● **WHAT YOU ARE ASKED TO DO**:
Each line of the data below that contains "like" must be copied.

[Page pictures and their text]

----------

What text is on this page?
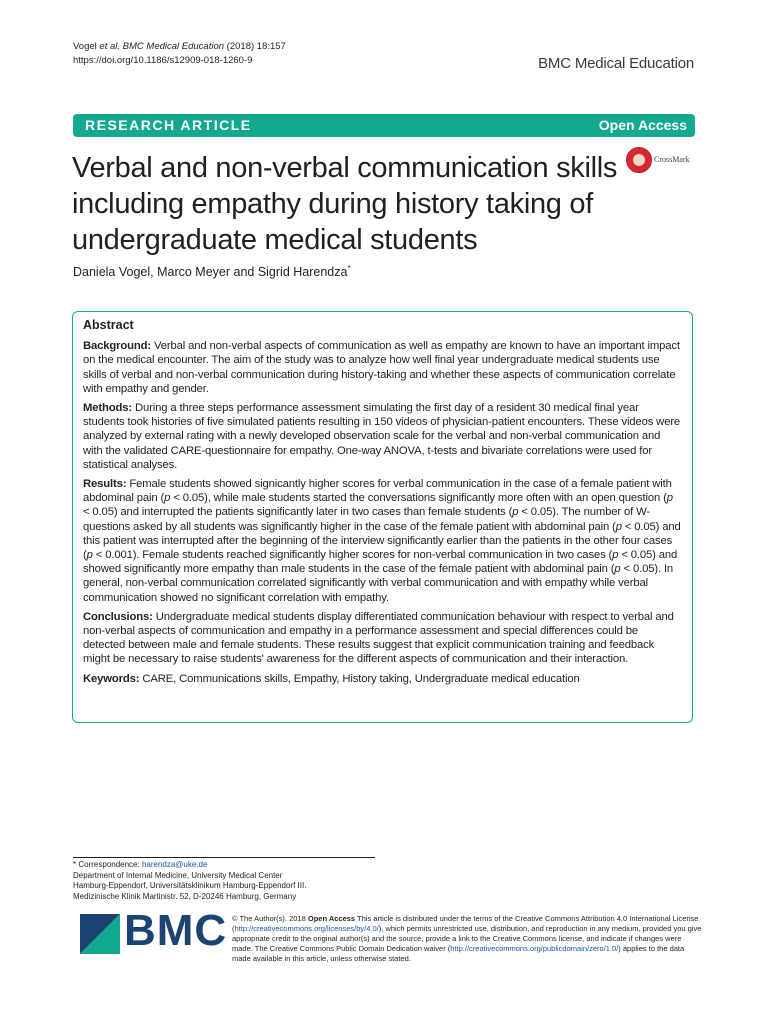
Vogel et al. BMC Medical Education (2018) 18:157
https://doi.org/10.1186/s12909-018-1260-9	BMC Medical Education
RESEARCH ARTICLE	Open Access
Verbal and non-verbal communication skills including empathy during history taking of undergraduate medical students
CrossMark
Daniela Vogel, Marco Meyer and Sigrid Harendza*
Abstract

Background: Verbal and non-verbal aspects of communication as well as empathy are known to have an important impact on the medical encounter. The aim of the study was to analyze how well final year undergraduate medical students use skills of verbal and non-verbal communication during history-taking and whether these aspects of communication correlate with empathy and gender.

Methods: During a three steps performance assessment simulating the first day of a resident 30 medical final year students took histories of five simulated patients resulting in 150 videos of physician-patient encounters. These videos were analyzed by external rating with a newly developed observation scale for the verbal and non-verbal communication and with the validated CARE-questionnaire for empathy. One-way ANOVA, t-tests and bivariate correlations were used for statistical analyses.

Results: Female students showed signicantly higher scores for verbal communication in the case of a female patient with abdominal pain (p < 0.05), while male students started the conversations significantly more often with an open question (p < 0.05) and interrupted the patients significantly later in two cases than female students (p < 0.05). The number of W-questions asked by all students was significantly higher in the case of the female patient with abdominal pain (p < 0.05) and this patient was interrupted after the beginning of the interview significantly earlier than the patients in the other four cases (p < 0.001). Female students reached significantly higher scores for non-verbal communication in two cases (p < 0.05) and showed significantly more empathy than male students in the case of the female patient with abdominal pain (p < 0.05). In general, non-verbal communication correlated significantly with verbal communication and with empathy while verbal communication showed no significant correlation with empathy.

Conclusions: Undergraduate medical students display differentiated communication behaviour with respect to verbal and non-verbal aspects of communication and empathy in a performance assessment and special differences could be detected between male and female students. These results suggest that explicit communication training and feedback might be necessary to raise students' awareness for the different aspects of communication and their interaction.

Keywords: CARE, Communications skills, Empathy, History taking, Undergraduate medical education

* Correspondence: harendza@uke.de
Department of Internal Medicine, University Medical Center
Hamburg-Eppendorf, Universitätsklinikum Hamburg-Eppendorf III.
Medizinische Klinik Martinistr. 52, D-20246 Hamburg, Germany
BMC © The Author(s). 2018 Open Access This article is distributed under the terms of the Creative Commons Attribution 4.0 International License (http://creativecommons.org/licenses/by/4.0/), which permits unrestricted use, distribution, and reproduction in any medium, provided you give appropriate credit to the original author(s) and the source, provide a link to the Creative Commons license, and indicate if changes were made. The Creative Commons Public Domain Dedication waiver (http://creativecommons.org/publicdomain/zero/1.0/) applies to the data made available in this article, unless otherwise stated.
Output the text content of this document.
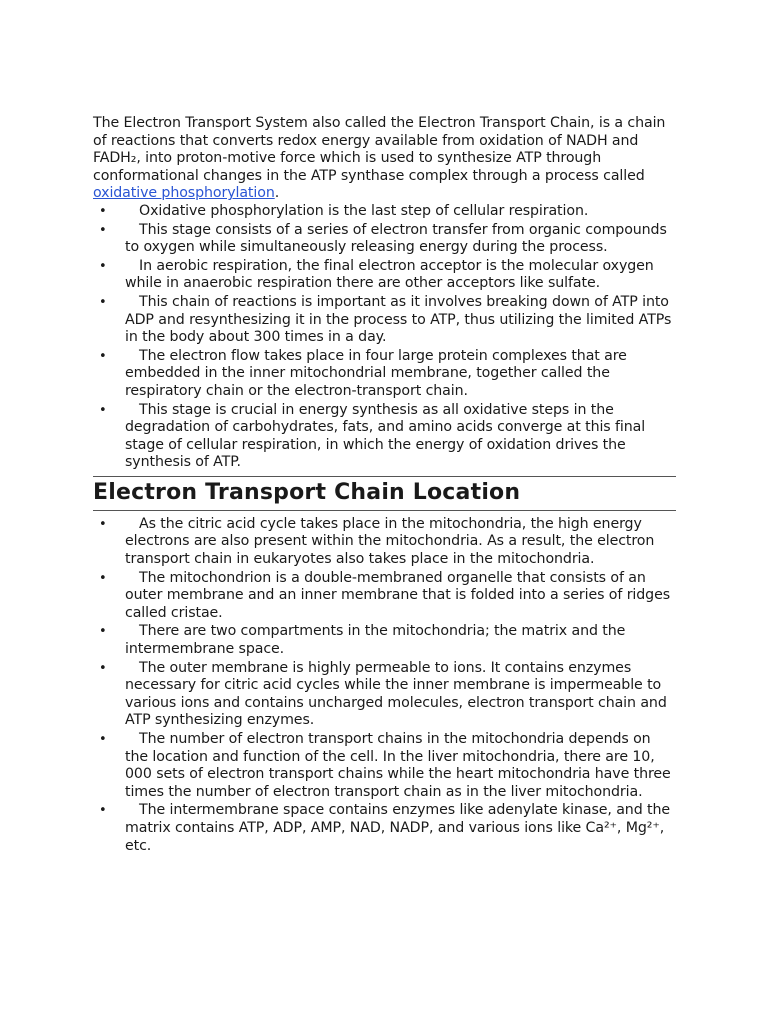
The Electron Transport System also called the Electron Transport Chain, is a chain of reactions that converts redox energy available from oxidation of NADH and FADH₂, into proton-motive force which is used to synthesize ATP through conformational changes in the ATP synthase complex through a process called oxidative phosphorylation.

•	Oxidative phosphorylation is the last step of cellular respiration.
•	This stage consists of a series of electron transfer from organic compounds to oxygen while simultaneously releasing energy during the process.
•	In aerobic respiration, the final electron acceptor is the molecular oxygen while in anaerobic respiration there are other acceptors like sulfate.
•	This chain of reactions is important as it involves breaking down of ATP into ADP and resynthesizing it in the process to ATP, thus utilizing the limited ATPs in the body about 300 times in a day.
•	The electron flow takes place in four large protein complexes that are embedded in the inner mitochondrial membrane, together called the respiratory chain or the electron-transport chain.
•	This stage is crucial in energy synthesis as all oxidative steps in the degradation of carbohydrates, fats, and amino acids converge at this final stage of cellular respiration, in which the energy of oxidation drives the synthesis of ATP.
Electron Transport Chain Location
•	As the citric acid cycle takes place in the mitochondria, the high energy electrons are also present within the mitochondria. As a result, the electron transport chain in eukaryotes also takes place in the mitochondria.
•	The mitochondrion is a double-membraned organelle that consists of an outer membrane and an inner membrane that is folded into a series of ridges called cristae.
•	There are two compartments in the mitochondria; the matrix and the intermembrane space.
•	The outer membrane is highly permeable to ions. It contains enzymes necessary for citric acid cycles while the inner membrane is impermeable to various ions and contains uncharged molecules, electron transport chain and ATP synthesizing enzymes.
•	The number of electron transport chains in the mitochondria depends on the location and function of the cell. In the liver mitochondria, there are 10, 000 sets of electron transport chains while the heart mitochondria have three times the number of electron transport chain as in the liver mitochondria.
•	The intermembrane space contains enzymes like adenylate kinase, and the matrix contains ATP, ADP, AMP, NAD, NADP, and various ions like Ca²⁺, Mg²⁺, etc.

----------

● **OUTPUT OF THE EXERCISE**:
•	In aerobic respiration, the final electron acceptor is the molecular oxygen while in anaerobic respiration there are other acceptors like sulfate.
•	The intermembrane space contains enzymes like adenylate kinase, and the matrix contains ATP, ADP, AMP, NAD, NADP, and various ions like Ca²⁺, Mg²⁺, etc.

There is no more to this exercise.